--- Task goal ---
Report only how many lines of the entries below contain the string "this".

-- BEGIN Records provided --

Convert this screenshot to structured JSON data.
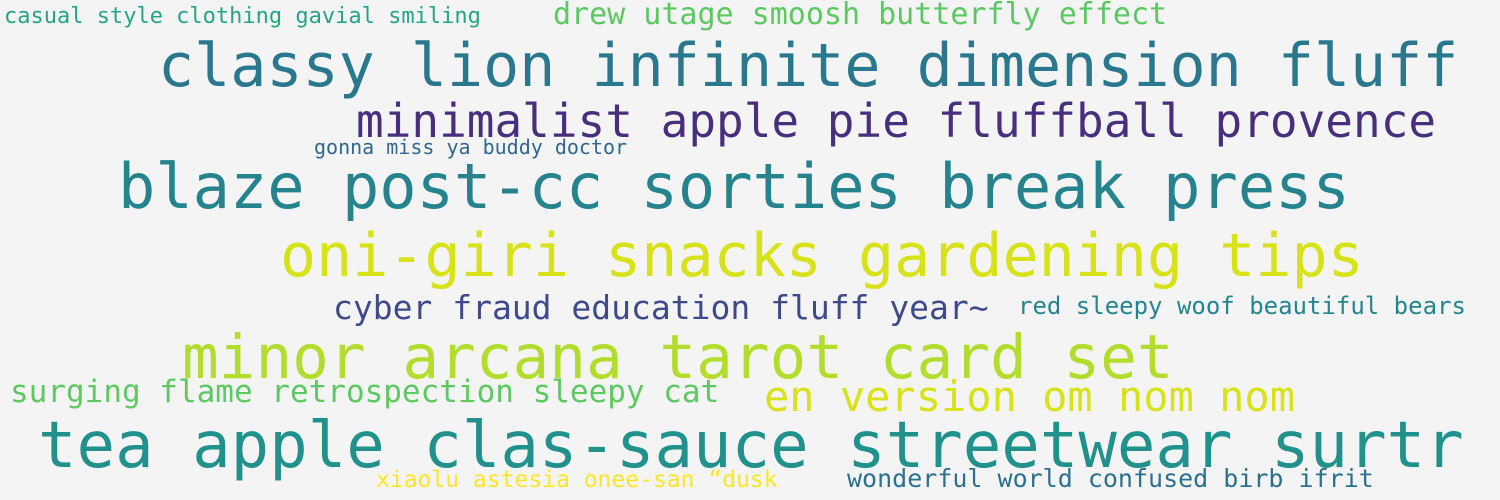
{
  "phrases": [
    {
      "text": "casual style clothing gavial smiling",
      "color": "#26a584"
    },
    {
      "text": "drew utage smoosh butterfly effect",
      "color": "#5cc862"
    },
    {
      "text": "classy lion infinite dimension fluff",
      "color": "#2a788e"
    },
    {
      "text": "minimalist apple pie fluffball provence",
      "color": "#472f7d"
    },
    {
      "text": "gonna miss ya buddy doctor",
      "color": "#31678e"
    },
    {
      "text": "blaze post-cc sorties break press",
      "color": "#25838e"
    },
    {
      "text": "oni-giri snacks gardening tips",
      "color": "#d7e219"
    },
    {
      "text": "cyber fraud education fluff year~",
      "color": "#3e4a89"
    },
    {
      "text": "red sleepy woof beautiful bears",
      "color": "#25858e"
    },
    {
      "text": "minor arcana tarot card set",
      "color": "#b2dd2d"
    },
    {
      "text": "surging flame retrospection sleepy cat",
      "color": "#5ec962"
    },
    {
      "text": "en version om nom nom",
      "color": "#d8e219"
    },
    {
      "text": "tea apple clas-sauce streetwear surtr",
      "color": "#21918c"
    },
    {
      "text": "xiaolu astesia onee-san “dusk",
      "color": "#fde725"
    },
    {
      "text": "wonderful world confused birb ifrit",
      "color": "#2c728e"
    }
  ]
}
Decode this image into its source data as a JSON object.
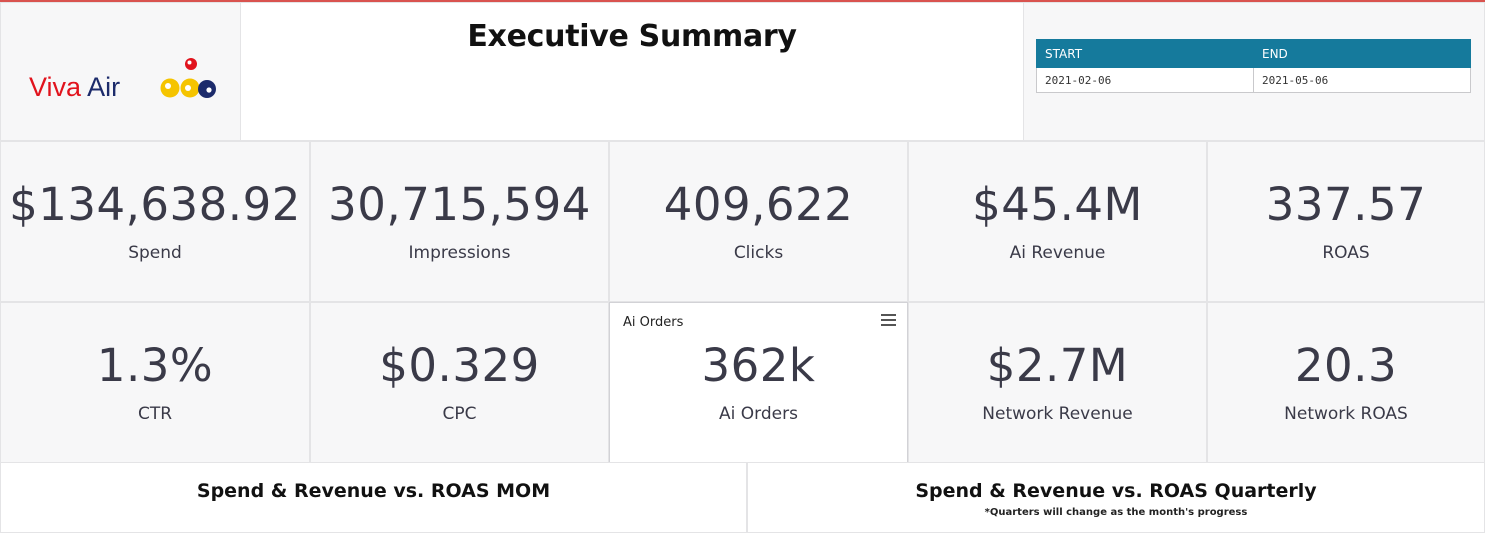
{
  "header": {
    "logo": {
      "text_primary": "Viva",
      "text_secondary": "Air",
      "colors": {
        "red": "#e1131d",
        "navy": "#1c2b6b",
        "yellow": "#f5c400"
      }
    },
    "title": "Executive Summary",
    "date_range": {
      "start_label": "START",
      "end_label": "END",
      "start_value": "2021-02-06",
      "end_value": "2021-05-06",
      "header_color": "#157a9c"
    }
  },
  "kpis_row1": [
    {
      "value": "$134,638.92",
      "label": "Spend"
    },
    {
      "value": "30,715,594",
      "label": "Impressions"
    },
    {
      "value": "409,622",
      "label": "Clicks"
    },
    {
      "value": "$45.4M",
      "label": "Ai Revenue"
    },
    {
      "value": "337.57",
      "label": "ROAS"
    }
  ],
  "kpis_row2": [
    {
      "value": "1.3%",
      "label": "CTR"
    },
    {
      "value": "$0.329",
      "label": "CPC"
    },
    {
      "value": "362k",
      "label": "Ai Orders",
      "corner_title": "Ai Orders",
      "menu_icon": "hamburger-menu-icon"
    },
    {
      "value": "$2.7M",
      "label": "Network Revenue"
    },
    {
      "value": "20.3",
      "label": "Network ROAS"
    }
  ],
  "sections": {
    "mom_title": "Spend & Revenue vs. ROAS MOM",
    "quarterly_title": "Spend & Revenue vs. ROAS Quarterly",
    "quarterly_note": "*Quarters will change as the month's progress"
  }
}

-- END Records provided --

--- Response ---
2